A run of records
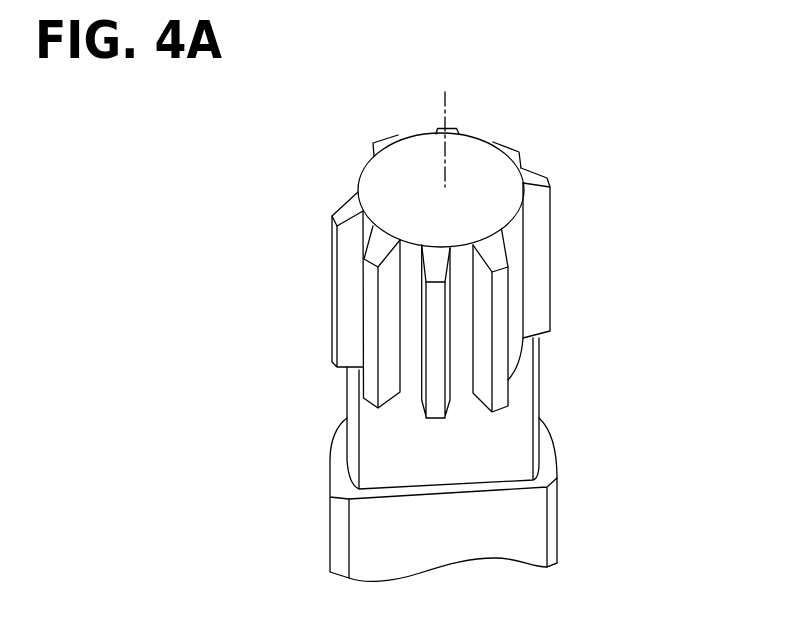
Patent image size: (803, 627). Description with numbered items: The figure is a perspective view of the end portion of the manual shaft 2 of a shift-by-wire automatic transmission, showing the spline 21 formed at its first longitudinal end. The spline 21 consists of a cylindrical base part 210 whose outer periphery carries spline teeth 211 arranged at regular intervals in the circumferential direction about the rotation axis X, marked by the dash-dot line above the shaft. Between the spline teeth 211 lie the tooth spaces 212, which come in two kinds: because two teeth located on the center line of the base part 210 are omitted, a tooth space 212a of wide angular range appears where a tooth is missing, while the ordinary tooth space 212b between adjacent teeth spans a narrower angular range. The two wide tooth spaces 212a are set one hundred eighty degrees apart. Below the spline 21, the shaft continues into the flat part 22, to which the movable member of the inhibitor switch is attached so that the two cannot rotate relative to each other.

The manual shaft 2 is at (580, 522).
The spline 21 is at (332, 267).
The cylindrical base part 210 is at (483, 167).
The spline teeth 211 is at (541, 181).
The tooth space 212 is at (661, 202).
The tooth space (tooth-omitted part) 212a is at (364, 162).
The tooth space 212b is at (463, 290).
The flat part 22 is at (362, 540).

What this task involves →
Please reproduce the full listing above verbatim, omitting the pictures.

Reply to the exercise →
Patent image size: (803, 627). Description with numbered items: The figure is a perspective view of the end portion of the manual shaft 2 of a shift-by-wire automatic transmission, showing the spline 21 formed at its first longitudinal end. The spline 21 consists of a cylindrical base part 210 whose outer periphery carries spline teeth 211 arranged at regular intervals in the circumferential direction about the rotation axis X, marked by the dash-dot line above the shaft. Between the spline teeth 211 lie the tooth spaces 212, which come in two kinds: because two teeth located on the center line of the base part 210 are omitted, a tooth space 212a of wide angular range appears where a tooth is missing, while the ordinary tooth space 212b between adjacent teeth spans a narrower angular range. The two wide tooth spaces 212a are set one hundred eighty degrees apart. Below the spline 21, the shaft continues into the flat part 22, to which the movable member of the inhibitor switch is attached so that the two cannot rotate relative to each other.

The manual shaft 2 is at (580, 522).
The spline 21 is at (332, 267).
The cylindrical base part 210 is at (483, 167).
The spline teeth 211 is at (541, 181).
The tooth space 212 is at (661, 202).
The tooth space (tooth-omitted part) 212a is at (364, 162).
The tooth space 212b is at (463, 290).
The flat part 22 is at (362, 540).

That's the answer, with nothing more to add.